━━━━━ Source data

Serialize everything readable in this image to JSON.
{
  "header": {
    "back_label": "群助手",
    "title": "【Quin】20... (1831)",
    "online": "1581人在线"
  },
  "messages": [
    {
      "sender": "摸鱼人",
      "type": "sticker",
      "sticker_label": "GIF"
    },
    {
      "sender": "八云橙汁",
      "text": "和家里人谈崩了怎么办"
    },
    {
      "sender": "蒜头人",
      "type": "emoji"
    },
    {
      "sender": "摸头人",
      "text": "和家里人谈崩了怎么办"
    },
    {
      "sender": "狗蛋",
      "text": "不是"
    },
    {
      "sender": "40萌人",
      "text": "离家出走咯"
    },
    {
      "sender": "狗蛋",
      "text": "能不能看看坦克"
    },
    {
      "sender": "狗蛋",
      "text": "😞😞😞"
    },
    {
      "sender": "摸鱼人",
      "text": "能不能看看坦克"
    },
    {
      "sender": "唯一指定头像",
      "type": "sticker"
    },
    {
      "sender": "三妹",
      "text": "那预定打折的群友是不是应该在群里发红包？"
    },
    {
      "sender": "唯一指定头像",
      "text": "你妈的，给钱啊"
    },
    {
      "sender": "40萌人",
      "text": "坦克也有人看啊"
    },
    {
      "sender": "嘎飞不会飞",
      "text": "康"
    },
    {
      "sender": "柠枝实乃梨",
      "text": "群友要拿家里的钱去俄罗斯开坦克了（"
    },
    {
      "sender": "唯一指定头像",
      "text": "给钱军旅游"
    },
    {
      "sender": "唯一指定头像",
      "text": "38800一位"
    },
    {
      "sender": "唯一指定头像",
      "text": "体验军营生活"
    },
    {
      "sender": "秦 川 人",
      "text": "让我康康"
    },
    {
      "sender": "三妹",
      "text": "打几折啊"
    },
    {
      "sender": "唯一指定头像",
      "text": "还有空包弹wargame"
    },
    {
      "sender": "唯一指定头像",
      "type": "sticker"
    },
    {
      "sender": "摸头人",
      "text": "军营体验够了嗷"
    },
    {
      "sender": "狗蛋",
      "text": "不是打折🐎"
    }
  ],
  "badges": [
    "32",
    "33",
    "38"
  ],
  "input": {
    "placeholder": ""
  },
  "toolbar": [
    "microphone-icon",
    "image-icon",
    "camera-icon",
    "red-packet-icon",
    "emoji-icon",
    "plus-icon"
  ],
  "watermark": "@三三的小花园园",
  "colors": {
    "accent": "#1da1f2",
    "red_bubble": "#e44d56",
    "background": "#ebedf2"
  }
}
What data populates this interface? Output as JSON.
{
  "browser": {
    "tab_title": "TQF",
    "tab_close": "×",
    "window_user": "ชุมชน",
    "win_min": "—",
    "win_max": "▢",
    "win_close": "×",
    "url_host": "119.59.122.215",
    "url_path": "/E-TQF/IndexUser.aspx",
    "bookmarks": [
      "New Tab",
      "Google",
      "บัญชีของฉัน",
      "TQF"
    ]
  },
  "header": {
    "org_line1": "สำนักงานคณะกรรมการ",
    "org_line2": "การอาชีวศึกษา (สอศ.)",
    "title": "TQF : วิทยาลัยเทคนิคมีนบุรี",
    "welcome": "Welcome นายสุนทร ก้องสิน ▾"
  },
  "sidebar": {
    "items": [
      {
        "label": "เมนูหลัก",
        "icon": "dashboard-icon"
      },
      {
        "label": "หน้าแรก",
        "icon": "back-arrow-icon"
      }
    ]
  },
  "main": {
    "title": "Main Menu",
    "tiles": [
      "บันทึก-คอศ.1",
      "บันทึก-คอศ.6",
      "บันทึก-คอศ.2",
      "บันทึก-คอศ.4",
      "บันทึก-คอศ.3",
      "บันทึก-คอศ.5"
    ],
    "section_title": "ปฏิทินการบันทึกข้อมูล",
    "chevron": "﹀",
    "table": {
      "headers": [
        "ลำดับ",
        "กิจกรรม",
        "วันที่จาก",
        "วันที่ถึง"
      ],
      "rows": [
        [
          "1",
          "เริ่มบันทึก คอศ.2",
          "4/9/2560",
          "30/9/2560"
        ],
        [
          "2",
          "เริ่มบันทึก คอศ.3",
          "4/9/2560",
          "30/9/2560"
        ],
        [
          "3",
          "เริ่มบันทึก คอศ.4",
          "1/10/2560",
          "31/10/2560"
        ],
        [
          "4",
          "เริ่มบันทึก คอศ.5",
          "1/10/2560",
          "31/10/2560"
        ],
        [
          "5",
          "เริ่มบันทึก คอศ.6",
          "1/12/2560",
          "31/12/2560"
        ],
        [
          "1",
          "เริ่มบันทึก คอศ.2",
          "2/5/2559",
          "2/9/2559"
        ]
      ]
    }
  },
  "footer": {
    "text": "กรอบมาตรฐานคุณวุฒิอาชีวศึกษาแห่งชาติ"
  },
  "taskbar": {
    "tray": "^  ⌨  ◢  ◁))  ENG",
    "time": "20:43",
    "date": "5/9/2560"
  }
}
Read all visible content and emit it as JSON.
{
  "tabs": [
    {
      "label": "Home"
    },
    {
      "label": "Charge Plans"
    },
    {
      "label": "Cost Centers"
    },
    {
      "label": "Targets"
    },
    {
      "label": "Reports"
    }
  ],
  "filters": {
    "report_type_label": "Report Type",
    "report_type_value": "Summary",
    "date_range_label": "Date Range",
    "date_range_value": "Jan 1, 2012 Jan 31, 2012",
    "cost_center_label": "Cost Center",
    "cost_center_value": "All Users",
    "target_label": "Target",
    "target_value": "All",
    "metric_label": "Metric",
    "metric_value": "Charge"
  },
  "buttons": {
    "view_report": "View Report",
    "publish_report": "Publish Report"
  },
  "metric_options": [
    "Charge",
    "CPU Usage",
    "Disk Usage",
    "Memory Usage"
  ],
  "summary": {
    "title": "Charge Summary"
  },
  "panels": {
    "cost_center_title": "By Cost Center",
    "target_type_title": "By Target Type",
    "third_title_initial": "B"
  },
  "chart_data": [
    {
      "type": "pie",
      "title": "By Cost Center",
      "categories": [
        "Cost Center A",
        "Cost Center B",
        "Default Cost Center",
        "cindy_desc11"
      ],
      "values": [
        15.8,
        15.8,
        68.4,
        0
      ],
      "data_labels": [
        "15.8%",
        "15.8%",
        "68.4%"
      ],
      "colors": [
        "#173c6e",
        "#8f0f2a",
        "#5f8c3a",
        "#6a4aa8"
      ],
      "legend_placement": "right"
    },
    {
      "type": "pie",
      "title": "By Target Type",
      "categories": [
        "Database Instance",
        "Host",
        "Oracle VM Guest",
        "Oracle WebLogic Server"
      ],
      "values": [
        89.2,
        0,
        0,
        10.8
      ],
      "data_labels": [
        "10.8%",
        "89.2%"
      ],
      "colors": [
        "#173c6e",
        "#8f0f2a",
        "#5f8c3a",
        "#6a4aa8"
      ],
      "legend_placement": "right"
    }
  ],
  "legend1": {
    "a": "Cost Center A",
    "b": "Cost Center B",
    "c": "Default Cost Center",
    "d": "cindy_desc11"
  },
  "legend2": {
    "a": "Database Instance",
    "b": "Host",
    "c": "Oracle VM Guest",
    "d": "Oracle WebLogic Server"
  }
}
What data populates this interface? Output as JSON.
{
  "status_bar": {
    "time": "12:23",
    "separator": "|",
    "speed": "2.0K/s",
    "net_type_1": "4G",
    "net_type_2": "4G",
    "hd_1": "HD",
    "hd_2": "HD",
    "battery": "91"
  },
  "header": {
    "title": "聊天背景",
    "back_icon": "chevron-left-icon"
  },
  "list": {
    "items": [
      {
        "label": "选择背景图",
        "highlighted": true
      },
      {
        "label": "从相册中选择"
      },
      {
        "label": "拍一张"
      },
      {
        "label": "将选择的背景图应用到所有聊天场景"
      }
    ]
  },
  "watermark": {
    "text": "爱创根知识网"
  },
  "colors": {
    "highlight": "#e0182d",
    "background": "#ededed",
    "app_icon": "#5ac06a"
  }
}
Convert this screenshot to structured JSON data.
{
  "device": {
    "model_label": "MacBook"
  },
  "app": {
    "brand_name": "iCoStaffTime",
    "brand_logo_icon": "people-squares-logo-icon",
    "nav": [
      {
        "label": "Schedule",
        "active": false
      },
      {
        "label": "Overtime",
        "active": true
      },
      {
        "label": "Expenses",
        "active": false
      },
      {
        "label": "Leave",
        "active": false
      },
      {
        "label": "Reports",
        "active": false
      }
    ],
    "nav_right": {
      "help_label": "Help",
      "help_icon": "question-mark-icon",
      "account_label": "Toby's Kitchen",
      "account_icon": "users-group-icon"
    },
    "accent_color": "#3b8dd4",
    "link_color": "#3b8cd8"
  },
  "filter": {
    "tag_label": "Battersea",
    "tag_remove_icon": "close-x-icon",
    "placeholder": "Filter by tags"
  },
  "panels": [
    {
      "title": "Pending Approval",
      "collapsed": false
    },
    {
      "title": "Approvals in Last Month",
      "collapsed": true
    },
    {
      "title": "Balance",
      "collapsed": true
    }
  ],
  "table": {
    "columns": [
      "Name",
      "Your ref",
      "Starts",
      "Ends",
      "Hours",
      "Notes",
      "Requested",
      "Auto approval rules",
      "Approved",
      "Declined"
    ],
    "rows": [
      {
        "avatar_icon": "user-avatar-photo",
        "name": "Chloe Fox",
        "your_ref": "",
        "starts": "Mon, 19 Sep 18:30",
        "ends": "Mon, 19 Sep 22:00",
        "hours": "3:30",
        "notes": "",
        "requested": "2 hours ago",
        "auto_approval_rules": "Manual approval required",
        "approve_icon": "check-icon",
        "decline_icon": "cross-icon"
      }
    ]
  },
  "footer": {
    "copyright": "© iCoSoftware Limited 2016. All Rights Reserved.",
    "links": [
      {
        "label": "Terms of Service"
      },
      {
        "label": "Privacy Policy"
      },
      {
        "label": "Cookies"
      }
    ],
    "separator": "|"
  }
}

━━━━━━━━━━

Give only the number of lines in the data that hold the string "background".

2